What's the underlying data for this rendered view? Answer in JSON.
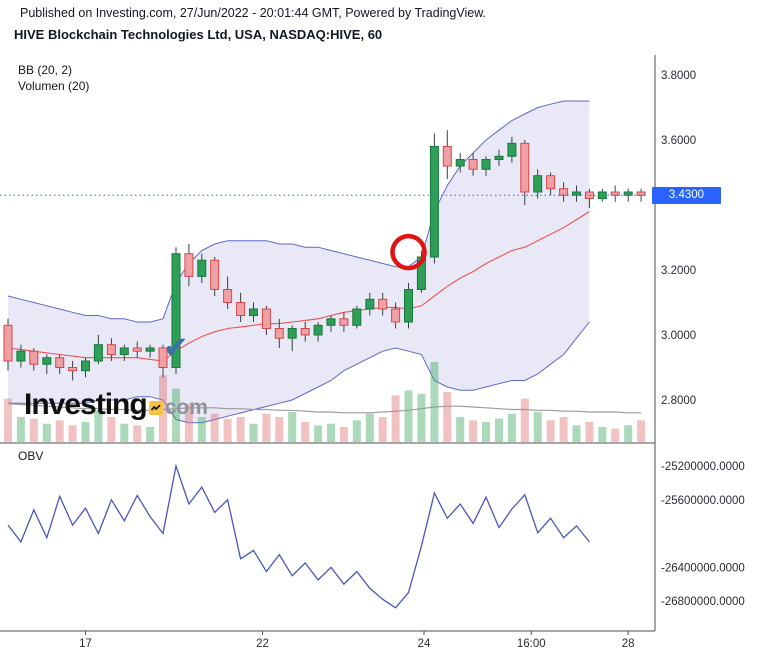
{
  "header": {
    "published_line": "Published on Investing.com, 27/Jun/2022 - 20:01:44 GMT, Powered by TradingView.",
    "title": "HIVE Blockchain Technologies Ltd, USA, NASDAQ:HIVE, 60"
  },
  "legend": {
    "bb": "BB (20, 2)",
    "volume": "Volumen (20)"
  },
  "obv_label": "OBV",
  "watermark": {
    "name": "Investing",
    "suffix": "com"
  },
  "last_price": {
    "label": "3.4300",
    "value": 3.43
  },
  "colors": {
    "candle_up_fill": "#2f9e57",
    "candle_up_border": "#15793c",
    "candle_down_fill": "#f0a0a5",
    "candle_down_border": "#d24848",
    "wick": "#3c3f46",
    "volume_up": "rgba(70,170,100,0.45)",
    "volume_down": "rgba(225,110,110,0.42)",
    "bb_line": "#6066c9",
    "bb_fill": "rgba(98,104,201,0.15)",
    "bb_basis": "#ef5350",
    "volume_ma": "#9b9b9b",
    "obv_line": "#4a56bd",
    "last_price_line": "#2962ff",
    "badge_bg": "#2962ff",
    "badge_text": "#ffffff",
    "axis_line": "#4a4c52",
    "axis_text": "#2a2c33",
    "annotation_circle": "#e01212",
    "annotation_check": "#3a70ad"
  },
  "chart_data": [
    {
      "type": "candlestick",
      "symbol": "NASDAQ:HIVE",
      "company": "HIVE Blockchain Technologies Ltd",
      "region": "USA",
      "interval": "60",
      "ylim": [
        2.67,
        3.86
      ],
      "grid": false,
      "y_ticks": [
        {
          "label": "3.8000",
          "value": 3.8
        },
        {
          "label": "3.6000",
          "value": 3.6
        },
        {
          "label": "3.2000",
          "value": 3.2
        },
        {
          "label": "3.0000",
          "value": 3.0
        },
        {
          "label": "2.8000",
          "value": 2.8
        }
      ],
      "x_ticks": [
        {
          "label": "17",
          "i": 6
        },
        {
          "label": "22",
          "i": 19.7
        },
        {
          "label": "24",
          "i": 32.2
        },
        {
          "label": "16:00",
          "i": 40.5
        },
        {
          "label": "28",
          "i": 48
        }
      ],
      "candles": {
        "open": [
          3.03,
          2.92,
          2.95,
          2.91,
          2.93,
          2.9,
          2.89,
          2.92,
          2.97,
          2.94,
          2.96,
          2.95,
          2.96,
          2.9,
          3.25,
          3.18,
          3.23,
          3.14,
          3.1,
          3.06,
          3.08,
          3.02,
          2.99,
          3.02,
          3.0,
          3.03,
          3.05,
          3.03,
          3.08,
          3.11,
          3.08,
          3.04,
          3.14,
          3.24,
          3.58,
          3.52,
          3.54,
          3.51,
          3.54,
          3.55,
          3.59,
          3.44,
          3.49,
          3.45,
          3.43,
          3.44,
          3.42,
          3.44,
          3.43,
          3.44
        ],
        "high": [
          3.05,
          2.97,
          2.96,
          2.94,
          2.94,
          2.92,
          2.93,
          3.0,
          2.99,
          2.97,
          2.98,
          2.97,
          2.97,
          3.27,
          3.28,
          3.25,
          3.24,
          3.18,
          3.13,
          3.1,
          3.09,
          3.05,
          3.03,
          3.04,
          3.04,
          3.06,
          3.07,
          3.09,
          3.13,
          3.13,
          3.1,
          3.16,
          3.26,
          3.62,
          3.63,
          3.56,
          3.56,
          3.55,
          3.57,
          3.61,
          3.6,
          3.51,
          3.5,
          3.47,
          3.46,
          3.45,
          3.45,
          3.46,
          3.45,
          3.45
        ],
        "low": [
          2.89,
          2.9,
          2.89,
          2.88,
          2.88,
          2.86,
          2.87,
          2.91,
          2.92,
          2.92,
          2.93,
          2.93,
          2.87,
          2.88,
          3.15,
          3.16,
          3.12,
          3.08,
          3.04,
          3.04,
          3.0,
          2.96,
          2.95,
          2.98,
          2.98,
          3.01,
          3.01,
          3.02,
          3.06,
          3.06,
          3.02,
          3.02,
          3.13,
          3.22,
          3.48,
          3.5,
          3.49,
          3.49,
          3.52,
          3.53,
          3.4,
          3.42,
          3.43,
          3.41,
          3.41,
          3.39,
          3.41,
          3.41,
          3.41,
          3.41
        ],
        "close": [
          2.92,
          2.95,
          2.91,
          2.93,
          2.9,
          2.89,
          2.92,
          2.97,
          2.94,
          2.96,
          2.95,
          2.96,
          2.9,
          3.25,
          3.18,
          3.23,
          3.14,
          3.1,
          3.06,
          3.08,
          3.02,
          2.99,
          3.02,
          3.0,
          3.03,
          3.05,
          3.03,
          3.08,
          3.11,
          3.08,
          3.04,
          3.14,
          3.24,
          3.58,
          3.52,
          3.54,
          3.51,
          3.54,
          3.55,
          3.59,
          3.44,
          3.49,
          3.45,
          3.43,
          3.44,
          3.42,
          3.44,
          3.43,
          3.44,
          3.43
        ]
      },
      "volume": [
        52000,
        30000,
        28000,
        22000,
        26000,
        20000,
        24000,
        38000,
        30000,
        22000,
        20000,
        18000,
        80000,
        64000,
        46000,
        30000,
        34000,
        28000,
        30000,
        22000,
        34000,
        30000,
        36000,
        24000,
        20000,
        22000,
        18000,
        26000,
        34000,
        30000,
        56000,
        62000,
        58000,
        96000,
        60000,
        30000,
        26000,
        24000,
        28000,
        34000,
        52000,
        36000,
        26000,
        30000,
        20000,
        24000,
        18000,
        16000,
        20000,
        26000
      ],
      "volume_ma": [
        46000,
        45000,
        44000,
        43000,
        42000,
        41000,
        40000,
        40000,
        39000,
        39000,
        38000,
        38000,
        39000,
        40000,
        41000,
        41000,
        41000,
        40000,
        40000,
        39000,
        39000,
        38000,
        38000,
        37000,
        36000,
        36000,
        35000,
        35000,
        35000,
        36000,
        37000,
        38000,
        40000,
        42000,
        43000,
        43000,
        42000,
        41000,
        40000,
        39000,
        39000,
        38000,
        38000,
        37000,
        37000,
        36000,
        36000,
        36000,
        35000,
        35000
      ],
      "bollinger": {
        "upper": [
          3.12,
          3.11,
          3.1,
          3.09,
          3.08,
          3.07,
          3.06,
          3.06,
          3.05,
          3.05,
          3.04,
          3.04,
          3.05,
          3.16,
          3.22,
          3.26,
          3.28,
          3.29,
          3.29,
          3.29,
          3.29,
          3.28,
          3.28,
          3.27,
          3.27,
          3.26,
          3.25,
          3.24,
          3.23,
          3.22,
          3.21,
          3.21,
          3.24,
          3.38,
          3.46,
          3.52,
          3.56,
          3.6,
          3.63,
          3.66,
          3.68,
          3.7,
          3.71,
          3.72,
          3.72,
          3.72
        ],
        "basis": [
          2.96,
          2.955,
          2.95,
          2.945,
          2.94,
          2.935,
          2.93,
          2.93,
          2.93,
          2.93,
          2.93,
          2.925,
          2.92,
          2.95,
          2.975,
          2.995,
          3.01,
          3.02,
          3.025,
          3.03,
          3.035,
          3.035,
          3.04,
          3.045,
          3.05,
          3.06,
          3.07,
          3.075,
          3.08,
          3.085,
          3.085,
          3.08,
          3.09,
          3.12,
          3.15,
          3.175,
          3.195,
          3.22,
          3.24,
          3.26,
          3.27,
          3.29,
          3.31,
          3.33,
          3.355,
          3.38
        ],
        "lower": [
          2.79,
          2.79,
          2.79,
          2.79,
          2.79,
          2.79,
          2.79,
          2.8,
          2.8,
          2.8,
          2.81,
          2.81,
          2.8,
          2.74,
          2.73,
          2.73,
          2.74,
          2.75,
          2.76,
          2.77,
          2.78,
          2.79,
          2.8,
          2.82,
          2.84,
          2.86,
          2.89,
          2.91,
          2.93,
          2.95,
          2.96,
          2.95,
          2.94,
          2.86,
          2.84,
          2.83,
          2.83,
          2.84,
          2.85,
          2.86,
          2.86,
          2.88,
          2.91,
          2.94,
          2.99,
          3.04
        ]
      },
      "annotations": [
        {
          "type": "circle",
          "name": "breakout-highlight",
          "i": 31,
          "price": 3.255,
          "radius": 16
        },
        {
          "type": "check",
          "name": "entry-checkmark",
          "i": 13,
          "price": 2.93
        }
      ]
    },
    {
      "type": "line",
      "name": "OBV",
      "y_ticks": [
        {
          "label": "-25200000.0000",
          "value": -25200000
        },
        {
          "label": "-25600000.0000",
          "value": -25600000
        },
        {
          "label": "-26400000.0000",
          "value": -26400000
        },
        {
          "label": "-26800000.0000",
          "value": -26800000
        }
      ],
      "values": [
        -25900000,
        -26100000,
        -25720000,
        -26050000,
        -25560000,
        -25900000,
        -25700000,
        -26000000,
        -25600000,
        -25850000,
        -25550000,
        -25800000,
        -26000000,
        -25200000,
        -25650000,
        -25450000,
        -25750000,
        -25600000,
        -26300000,
        -26200000,
        -26450000,
        -26250000,
        -26500000,
        -26350000,
        -26550000,
        -26400000,
        -26600000,
        -26450000,
        -26650000,
        -26780000,
        -26880000,
        -26700000,
        -26150000,
        -25520000,
        -25820000,
        -25650000,
        -25880000,
        -25570000,
        -25930000,
        -25710000,
        -25540000,
        -25990000,
        -25820000,
        -26050000,
        -25910000,
        -26100000
      ]
    }
  ]
}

.....

Give the number of lines that hold the word "rgba" in these records, with nothing added.

- _REPLY TO THE TASK_
3